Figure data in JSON
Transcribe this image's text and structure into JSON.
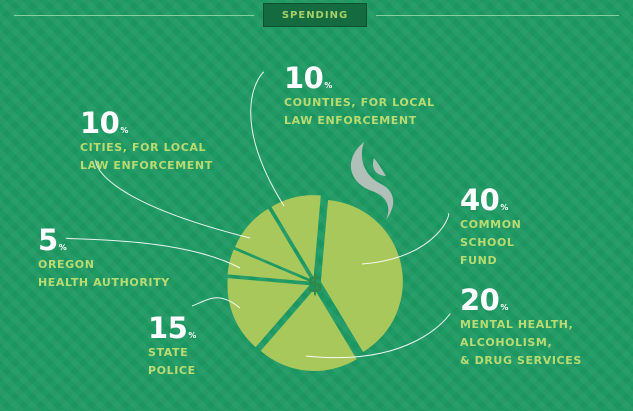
{
  "header": {
    "title": "SPENDING"
  },
  "colors": {
    "background": "#1e9a63",
    "slice": "#a8c85c",
    "label_text": "#b8dc72",
    "badge_bg": "#136b3f",
    "dollar": "#2f8a4a"
  },
  "icons": {
    "center": "dollar-sign",
    "smoke": "smoke-wisp-icon"
  },
  "chart_data": {
    "type": "pie",
    "title": "SPENDING",
    "unit": "%",
    "center_symbol": "$",
    "slices": [
      {
        "label": "COMMON SCHOOL FUND",
        "lines": [
          "COMMON",
          "SCHOOL",
          "FUND"
        ],
        "value": 40
      },
      {
        "label": "MENTAL HEALTH, ALCOHOLISM, & DRUG SERVICES",
        "lines": [
          "MENTAL HEALTH,",
          "ALCOHOLISM,",
          "& DRUG SERVICES"
        ],
        "value": 20
      },
      {
        "label": "STATE POLICE",
        "lines": [
          "STATE",
          "POLICE"
        ],
        "value": 15
      },
      {
        "label": "OREGON HEALTH AUTHORITY",
        "lines": [
          "OREGON",
          "HEALTH AUTHORITY"
        ],
        "value": 5
      },
      {
        "label": "CITIES, FOR LOCAL LAW ENFORCEMENT",
        "lines": [
          "CITIES, FOR LOCAL",
          "LAW ENFORCEMENT"
        ],
        "value": 10
      },
      {
        "label": "COUNTIES, FOR LOCAL LAW ENFORCEMENT",
        "lines": [
          "COUNTIES, FOR LOCAL",
          "LAW ENFORCEMENT"
        ],
        "value": 10
      }
    ]
  }
}
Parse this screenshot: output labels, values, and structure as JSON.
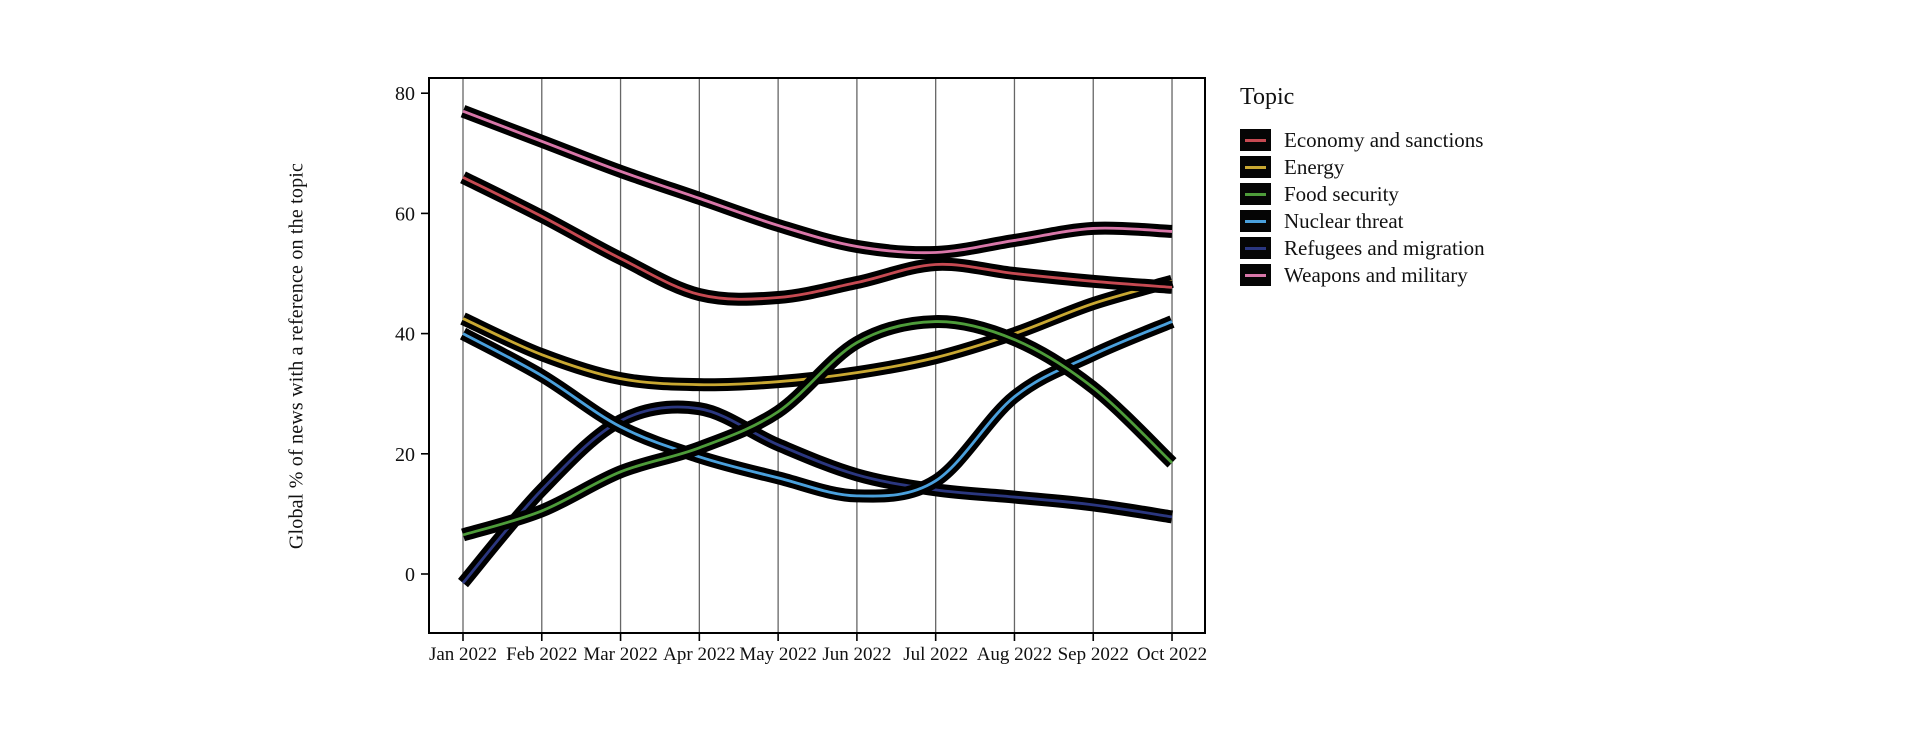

__Given problem__. Which lines of the material contain the string "DRUG"? List each of them.

__Response to the exercise__.
        "label": "MENTAL HEALTH, ALCOHOLISM, & DRUG SERVICES",
          "& DRUG SERVICES"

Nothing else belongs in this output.